## To do
Every entry needs to be printed exactly, please.

## Materials provided
^^^^^^^^^^^^^^^^

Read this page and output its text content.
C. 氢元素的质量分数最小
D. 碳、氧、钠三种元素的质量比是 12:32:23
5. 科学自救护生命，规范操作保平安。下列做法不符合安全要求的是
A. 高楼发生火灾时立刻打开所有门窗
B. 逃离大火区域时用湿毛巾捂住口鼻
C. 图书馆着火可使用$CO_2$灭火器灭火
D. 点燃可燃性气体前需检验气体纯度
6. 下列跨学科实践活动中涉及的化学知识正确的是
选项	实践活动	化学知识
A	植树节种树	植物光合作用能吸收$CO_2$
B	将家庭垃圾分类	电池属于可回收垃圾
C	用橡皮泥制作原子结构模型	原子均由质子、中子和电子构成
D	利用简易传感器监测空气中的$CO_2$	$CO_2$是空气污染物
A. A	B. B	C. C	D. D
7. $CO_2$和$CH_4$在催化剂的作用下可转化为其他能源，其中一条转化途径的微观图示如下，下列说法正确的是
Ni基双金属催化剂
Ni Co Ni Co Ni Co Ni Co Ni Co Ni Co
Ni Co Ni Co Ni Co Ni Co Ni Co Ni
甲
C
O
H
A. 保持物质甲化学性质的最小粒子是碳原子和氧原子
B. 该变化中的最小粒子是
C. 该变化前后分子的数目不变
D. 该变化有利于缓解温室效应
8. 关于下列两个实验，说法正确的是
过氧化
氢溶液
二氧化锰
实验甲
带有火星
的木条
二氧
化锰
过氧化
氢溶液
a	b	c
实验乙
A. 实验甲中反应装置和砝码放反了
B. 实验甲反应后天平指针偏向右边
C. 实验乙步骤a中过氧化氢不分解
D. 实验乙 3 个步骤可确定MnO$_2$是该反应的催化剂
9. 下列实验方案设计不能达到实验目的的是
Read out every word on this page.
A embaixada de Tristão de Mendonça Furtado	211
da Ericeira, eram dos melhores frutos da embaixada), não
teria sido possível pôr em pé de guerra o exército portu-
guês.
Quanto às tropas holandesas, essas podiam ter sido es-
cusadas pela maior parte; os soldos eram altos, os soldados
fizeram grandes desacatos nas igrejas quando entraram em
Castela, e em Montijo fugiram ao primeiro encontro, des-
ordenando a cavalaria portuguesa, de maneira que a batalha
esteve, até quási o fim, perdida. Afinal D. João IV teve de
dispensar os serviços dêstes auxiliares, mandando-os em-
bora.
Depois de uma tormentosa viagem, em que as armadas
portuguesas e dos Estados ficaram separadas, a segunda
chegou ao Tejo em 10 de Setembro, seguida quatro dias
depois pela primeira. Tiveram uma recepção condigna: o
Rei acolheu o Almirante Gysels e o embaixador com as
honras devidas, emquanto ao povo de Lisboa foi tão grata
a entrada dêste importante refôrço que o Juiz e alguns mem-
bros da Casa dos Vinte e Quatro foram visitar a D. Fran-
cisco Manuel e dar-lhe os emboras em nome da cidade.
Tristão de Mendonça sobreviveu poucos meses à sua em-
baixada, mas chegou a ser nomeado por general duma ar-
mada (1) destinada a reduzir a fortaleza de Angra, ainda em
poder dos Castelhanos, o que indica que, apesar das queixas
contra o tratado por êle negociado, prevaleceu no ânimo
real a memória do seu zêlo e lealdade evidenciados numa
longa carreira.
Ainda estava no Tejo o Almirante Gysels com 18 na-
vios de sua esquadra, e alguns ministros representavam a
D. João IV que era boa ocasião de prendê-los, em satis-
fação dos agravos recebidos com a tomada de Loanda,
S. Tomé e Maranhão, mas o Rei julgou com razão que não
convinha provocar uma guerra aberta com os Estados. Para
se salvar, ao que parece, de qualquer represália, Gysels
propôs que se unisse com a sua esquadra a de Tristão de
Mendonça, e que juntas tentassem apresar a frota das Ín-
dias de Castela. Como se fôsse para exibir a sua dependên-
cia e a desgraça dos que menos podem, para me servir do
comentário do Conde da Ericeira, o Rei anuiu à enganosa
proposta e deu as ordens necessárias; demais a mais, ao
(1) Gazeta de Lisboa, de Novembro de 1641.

^^^^^^^^^^^^^^^^

## The result
Read this page and output its text content.
C. 氢元素的质量分数最小
D. 碳、氧、钠三种元素的质量比是 12:32:23
5. 科学自救护生命，规范操作保平安。下列做法不符合安全要求的是
A. 高楼发生火灾时立刻打开所有门窗
B. 逃离大火区域时用湿毛巾捂住口鼻
C. 图书馆着火可使用$CO_2$灭火器灭火
D. 点燃可燃性气体前需检验气体纯度
6. 下列跨学科实践活动中涉及的化学知识正确的是
选项	实践活动	化学知识
A	植树节种树	植物光合作用能吸收$CO_2$
B	将家庭垃圾分类	电池属于可回收垃圾
C	用橡皮泥制作原子结构模型	原子均由质子、中子和电子构成
D	利用简易传感器监测空气中的$CO_2$	$CO_2$是空气污染物
A. A	B. B	C. C	D. D
7. $CO_2$和$CH_4$在催化剂的作用下可转化为其他能源，其中一条转化途径的微观图示如下，下列说法正确的是
Ni基双金属催化剂
Ni Co Ni Co Ni Co Ni Co Ni Co Ni Co
Ni Co Ni Co Ni Co Ni Co Ni Co Ni
甲
C
O
H
A. 保持物质甲化学性质的最小粒子是碳原子和氧原子
B. 该变化中的最小粒子是
C. 该变化前后分子的数目不变
D. 该变化有利于缓解温室效应
8. 关于下列两个实验，说法正确的是
过氧化
氢溶液
二氧化锰
实验甲
带有火星
的木条
二氧
化锰
过氧化
氢溶液
a	b	c
实验乙
A. 实验甲中反应装置和砝码放反了
B. 实验甲反应后天平指针偏向右边
C. 实验乙步骤a中过氧化氢不分解
D. 实验乙 3 个步骤可确定MnO$_2$是该反应的催化剂
9. 下列实验方案设计不能达到实验目的的是
Read out every word on this page.
A embaixada de Tristão de Mendonça Furtado	211
da Ericeira, eram dos melhores frutos da embaixada), não
teria sido possível pôr em pé de guerra o exército portu-
guês.
Quanto às tropas holandesas, essas podiam ter sido es-
cusadas pela maior parte; os soldos eram altos, os soldados
fizeram grandes desacatos nas igrejas quando entraram em
Castela, e em Montijo fugiram ao primeiro encontro, des-
ordenando a cavalaria portuguesa, de maneira que a batalha
esteve, até quási o fim, perdida. Afinal D. João IV teve de
dispensar os serviços dêstes auxiliares, mandando-os em-
bora.
Depois de uma tormentosa viagem, em que as armadas
portuguesas e dos Estados ficaram separadas, a segunda
chegou ao Tejo em 10 de Setembro, seguida quatro dias
depois pela primeira. Tiveram uma recepção condigna: o
Rei acolheu o Almirante Gysels e o embaixador com as
honras devidas, emquanto ao povo de Lisboa foi tão grata
a entrada dêste importante refôrço que o Juiz e alguns mem-
bros da Casa dos Vinte e Quatro foram visitar a D. Fran-
cisco Manuel e dar-lhe os emboras em nome da cidade.
Tristão de Mendonça sobreviveu poucos meses à sua em-
baixada, mas chegou a ser nomeado por general duma ar-
mada (1) destinada a reduzir a fortaleza de Angra, ainda em
poder dos Castelhanos, o que indica que, apesar das queixas
contra o tratado por êle negociado, prevaleceu no ânimo
real a memória do seu zêlo e lealdade evidenciados numa
longa carreira.
Ainda estava no Tejo o Almirante Gysels com 18 na-
vios de sua esquadra, e alguns ministros representavam a
D. João IV que era boa ocasião de prendê-los, em satis-
fação dos agravos recebidos com a tomada de Loanda,
S. Tomé e Maranhão, mas o Rei julgou com razão que não
convinha provocar uma guerra aberta com os Estados. Para
se salvar, ao que parece, de qualquer represália, Gysels
propôs que se unisse com a sua esquadra a de Tristão de
Mendonça, e que juntas tentassem apresar a frota das Ín-
dias de Castela. Como se fôsse para exibir a sua dependên-
cia e a desgraça dos que menos podem, para me servir do
comentário do Conde da Ericeira, o Rei anuiu à enganosa
proposta e deu as ordens necessárias; demais a mais, ao
(1) Gazeta de Lisboa, de Novembro de 1641.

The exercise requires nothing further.